- [GIVEN REQUEST]
Reproduce the records below exactly as given.

+++

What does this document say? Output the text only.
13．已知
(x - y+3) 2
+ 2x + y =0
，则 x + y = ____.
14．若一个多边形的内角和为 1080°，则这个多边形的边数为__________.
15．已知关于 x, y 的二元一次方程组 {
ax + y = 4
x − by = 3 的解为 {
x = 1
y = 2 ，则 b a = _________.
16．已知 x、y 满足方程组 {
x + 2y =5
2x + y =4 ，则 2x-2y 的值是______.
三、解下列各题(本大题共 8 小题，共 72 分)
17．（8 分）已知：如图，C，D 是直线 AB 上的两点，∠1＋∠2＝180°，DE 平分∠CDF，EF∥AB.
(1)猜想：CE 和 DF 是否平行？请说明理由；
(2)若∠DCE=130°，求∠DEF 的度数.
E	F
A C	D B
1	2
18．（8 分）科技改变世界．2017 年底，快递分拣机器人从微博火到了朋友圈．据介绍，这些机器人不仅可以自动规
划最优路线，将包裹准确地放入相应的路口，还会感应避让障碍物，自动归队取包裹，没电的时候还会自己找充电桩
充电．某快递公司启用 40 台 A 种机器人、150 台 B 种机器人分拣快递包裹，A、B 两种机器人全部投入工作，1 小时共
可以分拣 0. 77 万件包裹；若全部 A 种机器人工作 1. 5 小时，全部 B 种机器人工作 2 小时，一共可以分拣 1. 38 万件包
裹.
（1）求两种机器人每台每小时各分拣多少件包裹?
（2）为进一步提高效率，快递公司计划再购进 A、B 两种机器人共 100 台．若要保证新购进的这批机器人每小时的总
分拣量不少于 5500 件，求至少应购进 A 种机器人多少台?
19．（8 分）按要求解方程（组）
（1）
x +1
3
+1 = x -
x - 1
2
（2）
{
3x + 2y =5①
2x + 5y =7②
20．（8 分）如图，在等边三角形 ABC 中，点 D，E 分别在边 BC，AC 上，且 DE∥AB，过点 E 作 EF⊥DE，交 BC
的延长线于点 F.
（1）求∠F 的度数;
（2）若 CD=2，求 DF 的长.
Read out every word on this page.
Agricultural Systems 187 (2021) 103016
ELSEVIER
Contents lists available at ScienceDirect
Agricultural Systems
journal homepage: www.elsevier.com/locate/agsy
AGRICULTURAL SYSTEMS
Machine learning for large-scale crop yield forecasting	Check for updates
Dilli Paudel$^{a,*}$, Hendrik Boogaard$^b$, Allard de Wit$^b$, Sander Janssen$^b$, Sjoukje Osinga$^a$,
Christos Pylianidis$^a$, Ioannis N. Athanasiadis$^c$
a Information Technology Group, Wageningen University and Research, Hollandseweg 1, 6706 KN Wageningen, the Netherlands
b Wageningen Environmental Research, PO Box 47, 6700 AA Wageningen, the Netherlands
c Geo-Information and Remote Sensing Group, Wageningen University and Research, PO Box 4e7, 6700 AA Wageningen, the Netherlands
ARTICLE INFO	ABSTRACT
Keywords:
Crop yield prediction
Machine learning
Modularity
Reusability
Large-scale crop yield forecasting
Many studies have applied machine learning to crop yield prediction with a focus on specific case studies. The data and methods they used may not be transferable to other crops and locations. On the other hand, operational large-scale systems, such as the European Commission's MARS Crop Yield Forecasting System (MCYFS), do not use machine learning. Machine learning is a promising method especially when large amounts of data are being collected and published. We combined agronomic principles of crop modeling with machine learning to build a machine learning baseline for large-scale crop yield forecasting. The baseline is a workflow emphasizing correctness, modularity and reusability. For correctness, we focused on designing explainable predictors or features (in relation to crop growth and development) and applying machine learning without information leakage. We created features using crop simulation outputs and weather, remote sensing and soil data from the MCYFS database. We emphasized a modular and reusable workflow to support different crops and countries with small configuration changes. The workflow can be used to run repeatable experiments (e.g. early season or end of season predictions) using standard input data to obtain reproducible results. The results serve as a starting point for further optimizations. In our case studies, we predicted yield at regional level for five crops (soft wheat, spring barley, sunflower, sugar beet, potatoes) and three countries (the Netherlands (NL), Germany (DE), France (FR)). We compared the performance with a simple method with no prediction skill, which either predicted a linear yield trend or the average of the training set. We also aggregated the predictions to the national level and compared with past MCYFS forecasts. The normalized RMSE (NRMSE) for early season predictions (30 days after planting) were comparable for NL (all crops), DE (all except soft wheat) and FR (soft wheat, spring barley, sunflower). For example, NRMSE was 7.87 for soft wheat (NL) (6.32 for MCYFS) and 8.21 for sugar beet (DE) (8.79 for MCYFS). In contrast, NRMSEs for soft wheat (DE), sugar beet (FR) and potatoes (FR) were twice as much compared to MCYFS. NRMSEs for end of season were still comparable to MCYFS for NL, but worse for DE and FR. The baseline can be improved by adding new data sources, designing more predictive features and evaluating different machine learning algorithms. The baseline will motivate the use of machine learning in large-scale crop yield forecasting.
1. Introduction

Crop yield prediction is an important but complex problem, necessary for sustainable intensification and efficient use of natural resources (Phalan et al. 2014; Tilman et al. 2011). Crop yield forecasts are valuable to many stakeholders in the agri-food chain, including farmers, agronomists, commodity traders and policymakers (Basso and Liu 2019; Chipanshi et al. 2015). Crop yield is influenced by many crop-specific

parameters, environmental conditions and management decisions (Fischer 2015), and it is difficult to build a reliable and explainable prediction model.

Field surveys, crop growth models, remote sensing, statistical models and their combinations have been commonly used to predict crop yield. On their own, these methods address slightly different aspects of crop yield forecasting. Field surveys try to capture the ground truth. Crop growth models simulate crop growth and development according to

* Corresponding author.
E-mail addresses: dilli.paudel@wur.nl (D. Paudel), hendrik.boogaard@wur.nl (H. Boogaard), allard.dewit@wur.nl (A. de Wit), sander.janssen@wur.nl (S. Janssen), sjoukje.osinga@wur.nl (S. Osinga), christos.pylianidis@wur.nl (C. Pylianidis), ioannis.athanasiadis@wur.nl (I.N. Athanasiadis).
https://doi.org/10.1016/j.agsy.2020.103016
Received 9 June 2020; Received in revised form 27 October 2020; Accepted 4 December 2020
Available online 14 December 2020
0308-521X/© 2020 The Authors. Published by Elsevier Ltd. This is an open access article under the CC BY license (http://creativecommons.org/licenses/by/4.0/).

+++

- [RESPONSE TO THE EXERCISE]
What does this document say? Output the text only.
13．已知
(x - y+3) 2
+ 2x + y =0
，则 x + y = ____.
14．若一个多边形的内角和为 1080°，则这个多边形的边数为__________.
15．已知关于 x, y 的二元一次方程组 {
ax + y = 4
x − by = 3 的解为 {
x = 1
y = 2 ，则 b a = _________.
16．已知 x、y 满足方程组 {
x + 2y =5
2x + y =4 ，则 2x-2y 的值是______.
三、解下列各题(本大题共 8 小题，共 72 分)
17．（8 分）已知：如图，C，D 是直线 AB 上的两点，∠1＋∠2＝180°，DE 平分∠CDF，EF∥AB.
(1)猜想：CE 和 DF 是否平行？请说明理由；
(2)若∠DCE=130°，求∠DEF 的度数.
E	F
A C	D B
1	2
18．（8 分）科技改变世界．2017 年底，快递分拣机器人从微博火到了朋友圈．据介绍，这些机器人不仅可以自动规
划最优路线，将包裹准确地放入相应的路口，还会感应避让障碍物，自动归队取包裹，没电的时候还会自己找充电桩
充电．某快递公司启用 40 台 A 种机器人、150 台 B 种机器人分拣快递包裹，A、B 两种机器人全部投入工作，1 小时共
可以分拣 0. 77 万件包裹；若全部 A 种机器人工作 1. 5 小时，全部 B 种机器人工作 2 小时，一共可以分拣 1. 38 万件包
裹.
（1）求两种机器人每台每小时各分拣多少件包裹?
（2）为进一步提高效率，快递公司计划再购进 A、B 两种机器人共 100 台．若要保证新购进的这批机器人每小时的总
分拣量不少于 5500 件，求至少应购进 A 种机器人多少台?
19．（8 分）按要求解方程（组）
（1）
x +1
3
+1 = x -
x - 1
2
（2）
{
3x + 2y =5①
2x + 5y =7②
20．（8 分）如图，在等边三角形 ABC 中，点 D，E 分别在边 BC，AC 上，且 DE∥AB，过点 E 作 EF⊥DE，交 BC
的延长线于点 F.
（1）求∠F 的度数;
（2）若 CD=2，求 DF 的长.
Read out every word on this page.
Agricultural Systems 187 (2021) 103016
ELSEVIER
Contents lists available at ScienceDirect
Agricultural Systems
journal homepage: www.elsevier.com/locate/agsy
AGRICULTURAL SYSTEMS
Machine learning for large-scale crop yield forecasting	Check for updates
Dilli Paudel$^{a,*}$, Hendrik Boogaard$^b$, Allard de Wit$^b$, Sander Janssen$^b$, Sjoukje Osinga$^a$,
Christos Pylianidis$^a$, Ioannis N. Athanasiadis$^c$
a Information Technology Group, Wageningen University and Research, Hollandseweg 1, 6706 KN Wageningen, the Netherlands
b Wageningen Environmental Research, PO Box 47, 6700 AA Wageningen, the Netherlands
c Geo-Information and Remote Sensing Group, Wageningen University and Research, PO Box 4e7, 6700 AA Wageningen, the Netherlands
ARTICLE INFO	ABSTRACT
Keywords:
Crop yield prediction
Machine learning
Modularity
Reusability
Large-scale crop yield forecasting
Many studies have applied machine learning to crop yield prediction with a focus on specific case studies. The data and methods they used may not be transferable to other crops and locations. On the other hand, operational large-scale systems, such as the European Commission's MARS Crop Yield Forecasting System (MCYFS), do not use machine learning. Machine learning is a promising method especially when large amounts of data are being collected and published. We combined agronomic principles of crop modeling with machine learning to build a machine learning baseline for large-scale crop yield forecasting. The baseline is a workflow emphasizing correctness, modularity and reusability. For correctness, we focused on designing explainable predictors or features (in relation to crop growth and development) and applying machine learning without information leakage. We created features using crop simulation outputs and weather, remote sensing and soil data from the MCYFS database. We emphasized a modular and reusable workflow to support different crops and countries with small configuration changes. The workflow can be used to run repeatable experiments (e.g. early season or end of season predictions) using standard input data to obtain reproducible results. The results serve as a starting point for further optimizations. In our case studies, we predicted yield at regional level for five crops (soft wheat, spring barley, sunflower, sugar beet, potatoes) and three countries (the Netherlands (NL), Germany (DE), France (FR)). We compared the performance with a simple method with no prediction skill, which either predicted a linear yield trend or the average of the training set. We also aggregated the predictions to the national level and compared with past MCYFS forecasts. The normalized RMSE (NRMSE) for early season predictions (30 days after planting) were comparable for NL (all crops), DE (all except soft wheat) and FR (soft wheat, spring barley, sunflower). For example, NRMSE was 7.87 for soft wheat (NL) (6.32 for MCYFS) and 8.21 for sugar beet (DE) (8.79 for MCYFS). In contrast, NRMSEs for soft wheat (DE), sugar beet (FR) and potatoes (FR) were twice as much compared to MCYFS. NRMSEs for end of season were still comparable to MCYFS for NL, but worse for DE and FR. The baseline can be improved by adding new data sources, designing more predictive features and evaluating different machine learning algorithms. The baseline will motivate the use of machine learning in large-scale crop yield forecasting.
1. Introduction

Crop yield prediction is an important but complex problem, necessary for sustainable intensification and efficient use of natural resources (Phalan et al. 2014; Tilman et al. 2011). Crop yield forecasts are valuable to many stakeholders in the agri-food chain, including farmers, agronomists, commodity traders and policymakers (Basso and Liu 2019; Chipanshi et al. 2015). Crop yield is influenced by many crop-specific

parameters, environmental conditions and management decisions (Fischer 2015), and it is difficult to build a reliable and explainable prediction model.

Field surveys, crop growth models, remote sensing, statistical models and their combinations have been commonly used to predict crop yield. On their own, these methods address slightly different aspects of crop yield forecasting. Field surveys try to capture the ground truth. Crop growth models simulate crop growth and development according to

* Corresponding author.
E-mail addresses: dilli.paudel@wur.nl (D. Paudel), hendrik.boogaard@wur.nl (H. Boogaard), allard.dewit@wur.nl (A. de Wit), sander.janssen@wur.nl (S. Janssen), sjoukje.osinga@wur.nl (S. Osinga), christos.pylianidis@wur.nl (C. Pylianidis), ioannis.athanasiadis@wur.nl (I.N. Athanasiadis).
https://doi.org/10.1016/j.agsy.2020.103016
Received 9 June 2020; Received in revised form 27 October 2020; Accepted 4 December 2020
Available online 14 December 2020
0308-521X/© 2020 The Authors. Published by Elsevier Ltd. This is an open access article under the CC BY license (http://creativecommons.org/licenses/by/4.0/).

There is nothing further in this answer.